== MATERIALS PROVIDED ==
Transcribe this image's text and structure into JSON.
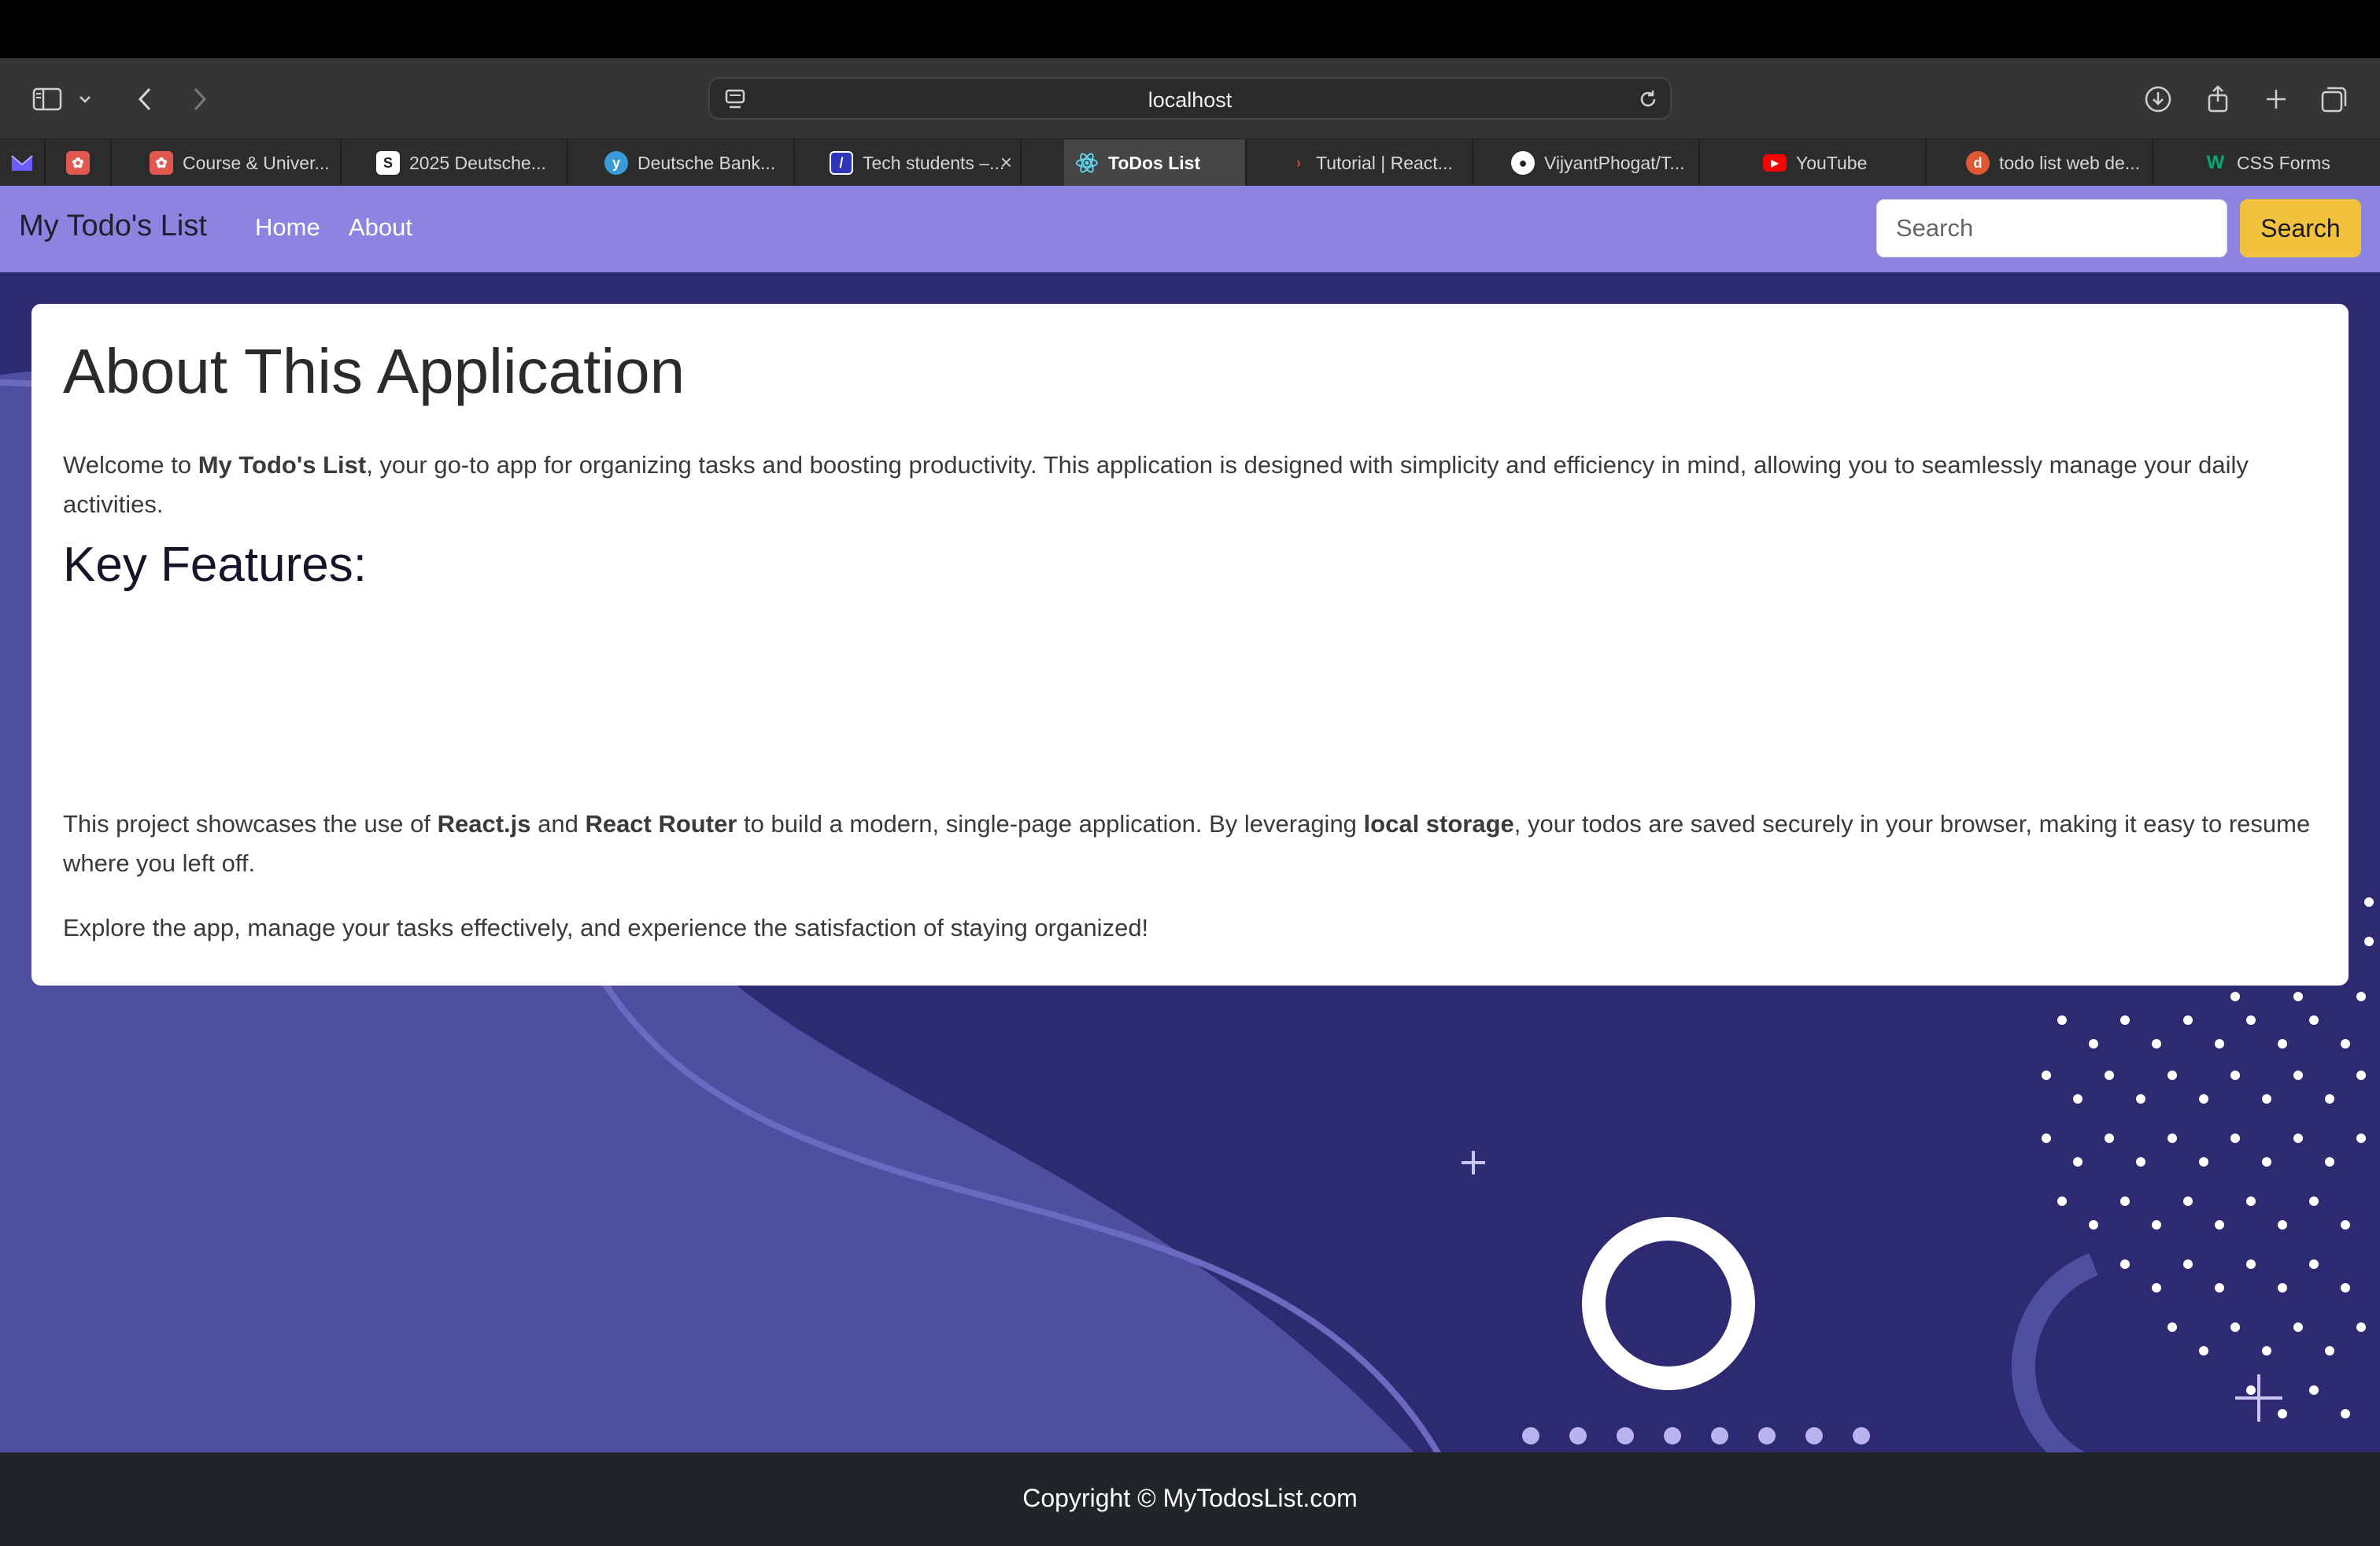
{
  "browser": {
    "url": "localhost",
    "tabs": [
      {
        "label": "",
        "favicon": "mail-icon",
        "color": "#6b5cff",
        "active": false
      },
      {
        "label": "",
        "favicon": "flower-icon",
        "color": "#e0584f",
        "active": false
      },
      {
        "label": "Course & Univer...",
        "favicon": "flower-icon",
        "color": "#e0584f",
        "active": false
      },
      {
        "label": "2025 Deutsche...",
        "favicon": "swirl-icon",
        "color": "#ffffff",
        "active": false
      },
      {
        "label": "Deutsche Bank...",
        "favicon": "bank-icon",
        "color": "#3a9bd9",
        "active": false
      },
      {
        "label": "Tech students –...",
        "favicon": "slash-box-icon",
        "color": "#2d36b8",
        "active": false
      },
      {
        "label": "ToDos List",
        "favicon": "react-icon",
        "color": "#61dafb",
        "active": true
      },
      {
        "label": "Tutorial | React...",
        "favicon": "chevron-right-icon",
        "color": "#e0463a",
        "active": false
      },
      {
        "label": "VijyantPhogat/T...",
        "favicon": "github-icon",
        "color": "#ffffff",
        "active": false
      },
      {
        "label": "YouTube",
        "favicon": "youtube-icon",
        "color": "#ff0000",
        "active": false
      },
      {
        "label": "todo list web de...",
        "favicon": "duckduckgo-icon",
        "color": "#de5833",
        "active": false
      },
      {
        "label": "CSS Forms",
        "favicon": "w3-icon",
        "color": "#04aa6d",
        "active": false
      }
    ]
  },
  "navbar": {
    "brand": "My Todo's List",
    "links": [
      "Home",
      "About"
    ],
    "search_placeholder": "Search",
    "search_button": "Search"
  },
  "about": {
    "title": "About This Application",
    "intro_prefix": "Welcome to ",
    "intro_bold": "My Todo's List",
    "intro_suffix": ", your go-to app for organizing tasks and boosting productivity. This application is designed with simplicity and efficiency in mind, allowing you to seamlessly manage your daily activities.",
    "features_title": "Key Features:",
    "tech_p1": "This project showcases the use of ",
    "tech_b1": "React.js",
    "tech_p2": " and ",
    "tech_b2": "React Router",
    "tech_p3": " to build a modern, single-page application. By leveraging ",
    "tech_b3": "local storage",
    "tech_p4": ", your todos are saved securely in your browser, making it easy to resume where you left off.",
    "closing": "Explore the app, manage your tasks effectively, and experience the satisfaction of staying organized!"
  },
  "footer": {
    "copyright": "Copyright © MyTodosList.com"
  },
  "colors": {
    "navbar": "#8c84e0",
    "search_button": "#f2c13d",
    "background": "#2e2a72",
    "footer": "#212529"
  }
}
===
Copy the listing in full and without alteration, omitting every picture.

• ANSWER TO THIS EXERCISE
Transcribe this image's text and structure into JSON.
{
  "browser": {
    "url": "localhost",
    "tabs": [
      {
        "label": "",
        "favicon": "mail-icon",
        "color": "#6b5cff",
        "active": false
      },
      {
        "label": "",
        "favicon": "flower-icon",
        "color": "#e0584f",
        "active": false
      },
      {
        "label": "Course & Univer...",
        "favicon": "flower-icon",
        "color": "#e0584f",
        "active": false
      },
      {
        "label": "2025 Deutsche...",
        "favicon": "swirl-icon",
        "color": "#ffffff",
        "active": false
      },
      {
        "label": "Deutsche Bank...",
        "favicon": "bank-icon",
        "color": "#3a9bd9",
        "active": false
      },
      {
        "label": "Tech students –...",
        "favicon": "slash-box-icon",
        "color": "#2d36b8",
        "active": false
      },
      {
        "label": "ToDos List",
        "favicon": "react-icon",
        "color": "#61dafb",
        "active": true
      },
      {
        "label": "Tutorial | React...",
        "favicon": "chevron-right-icon",
        "color": "#e0463a",
        "active": false
      },
      {
        "label": "VijyantPhogat/T...",
        "favicon": "github-icon",
        "color": "#ffffff",
        "active": false
      },
      {
        "label": "YouTube",
        "favicon": "youtube-icon",
        "color": "#ff0000",
        "active": false
      },
      {
        "label": "todo list web de...",
        "favicon": "duckduckgo-icon",
        "color": "#de5833",
        "active": false
      },
      {
        "label": "CSS Forms",
        "favicon": "w3-icon",
        "color": "#04aa6d",
        "active": false
      }
    ]
  },
  "navbar": {
    "brand": "My Todo's List",
    "links": [
      "Home",
      "About"
    ],
    "search_placeholder": "Search",
    "search_button": "Search"
  },
  "about": {
    "title": "About This Application",
    "intro_prefix": "Welcome to ",
    "intro_bold": "My Todo's List",
    "intro_suffix": ", your go-to app for organizing tasks and boosting productivity. This application is designed with simplicity and efficiency in mind, allowing you to seamlessly manage your daily activities.",
    "features_title": "Key Features:",
    "tech_p1": "This project showcases the use of ",
    "tech_b1": "React.js",
    "tech_p2": " and ",
    "tech_b2": "React Router",
    "tech_p3": " to build a modern, single-page application. By leveraging ",
    "tech_b3": "local storage",
    "tech_p4": ", your todos are saved securely in your browser, making it easy to resume where you left off.",
    "closing": "Explore the app, manage your tasks effectively, and experience the satisfaction of staying organized!"
  },
  "footer": {
    "copyright": "Copyright © MyTodosList.com"
  },
  "colors": {
    "navbar": "#8c84e0",
    "search_button": "#f2c13d",
    "background": "#2e2a72",
    "footer": "#212529"
  }
}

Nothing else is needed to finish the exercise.